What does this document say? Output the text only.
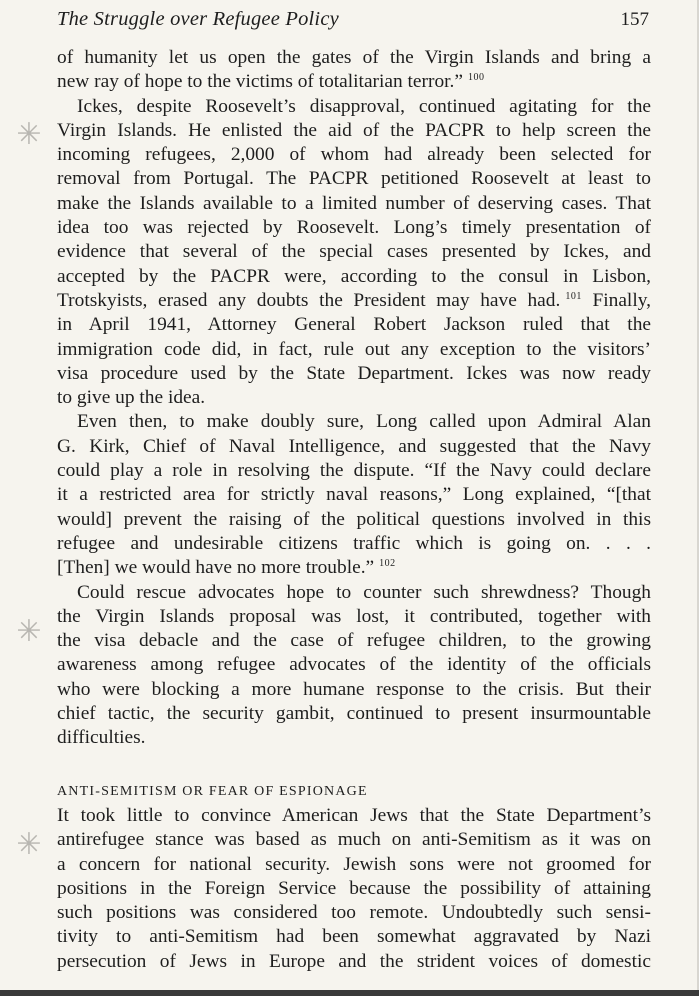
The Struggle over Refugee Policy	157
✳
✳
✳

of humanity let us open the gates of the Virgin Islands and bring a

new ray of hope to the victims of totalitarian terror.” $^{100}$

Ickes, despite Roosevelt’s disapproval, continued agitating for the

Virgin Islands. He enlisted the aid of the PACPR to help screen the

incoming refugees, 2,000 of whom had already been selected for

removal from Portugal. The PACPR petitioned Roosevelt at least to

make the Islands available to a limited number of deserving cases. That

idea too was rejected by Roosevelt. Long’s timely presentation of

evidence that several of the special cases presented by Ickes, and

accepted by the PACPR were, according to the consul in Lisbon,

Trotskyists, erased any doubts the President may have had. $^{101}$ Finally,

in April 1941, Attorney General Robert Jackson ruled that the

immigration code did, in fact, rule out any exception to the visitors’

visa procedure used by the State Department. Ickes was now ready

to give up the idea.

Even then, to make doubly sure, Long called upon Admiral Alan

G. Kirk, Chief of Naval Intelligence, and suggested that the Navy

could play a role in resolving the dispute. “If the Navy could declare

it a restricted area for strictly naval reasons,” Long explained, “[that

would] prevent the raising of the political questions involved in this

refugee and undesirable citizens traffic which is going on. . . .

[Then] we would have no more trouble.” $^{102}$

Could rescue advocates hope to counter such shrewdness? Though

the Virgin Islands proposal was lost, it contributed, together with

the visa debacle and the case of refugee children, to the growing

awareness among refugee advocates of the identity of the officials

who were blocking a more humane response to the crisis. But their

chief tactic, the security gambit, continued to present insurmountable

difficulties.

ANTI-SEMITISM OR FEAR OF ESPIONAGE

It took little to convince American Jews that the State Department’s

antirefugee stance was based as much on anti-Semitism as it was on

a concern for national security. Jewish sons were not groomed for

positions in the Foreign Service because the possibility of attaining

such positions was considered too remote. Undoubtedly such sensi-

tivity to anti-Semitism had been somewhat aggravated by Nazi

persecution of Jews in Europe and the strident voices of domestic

* * * * *

PROBLEM DETAILS: Return all of the entries exactly as written, but drop any pictures they hold.

PROBLEM SOLUTION:
What does this document say? Output the text only.
The Struggle over Refugee Policy	157
✳
✳
✳

of humanity let us open the gates of the Virgin Islands and bring a

new ray of hope to the victims of totalitarian terror.” $^{100}$

Ickes, despite Roosevelt’s disapproval, continued agitating for the

Virgin Islands. He enlisted the aid of the PACPR to help screen the

incoming refugees, 2,000 of whom had already been selected for

removal from Portugal. The PACPR petitioned Roosevelt at least to

make the Islands available to a limited number of deserving cases. That

idea too was rejected by Roosevelt. Long’s timely presentation of

evidence that several of the special cases presented by Ickes, and

accepted by the PACPR were, according to the consul in Lisbon,

Trotskyists, erased any doubts the President may have had. $^{101}$ Finally,

in April 1941, Attorney General Robert Jackson ruled that the

immigration code did, in fact, rule out any exception to the visitors’

visa procedure used by the State Department. Ickes was now ready

to give up the idea.

Even then, to make doubly sure, Long called upon Admiral Alan

G. Kirk, Chief of Naval Intelligence, and suggested that the Navy

could play a role in resolving the dispute. “If the Navy could declare

it a restricted area for strictly naval reasons,” Long explained, “[that

would] prevent the raising of the political questions involved in this

refugee and undesirable citizens traffic which is going on. . . .

[Then] we would have no more trouble.” $^{102}$

Could rescue advocates hope to counter such shrewdness? Though

the Virgin Islands proposal was lost, it contributed, together with

the visa debacle and the case of refugee children, to the growing

awareness among refugee advocates of the identity of the officials

who were blocking a more humane response to the crisis. But their

chief tactic, the security gambit, continued to present insurmountable

difficulties.

ANTI-SEMITISM OR FEAR OF ESPIONAGE

It took little to convince American Jews that the State Department’s

antirefugee stance was based as much on anti-Semitism as it was on

a concern for national security. Jewish sons were not groomed for

positions in the Foreign Service because the possibility of attaining

such positions was considered too remote. Undoubtedly such sensi-

tivity to anti-Semitism had been somewhat aggravated by Nazi

persecution of Jews in Europe and the strident voices of domestic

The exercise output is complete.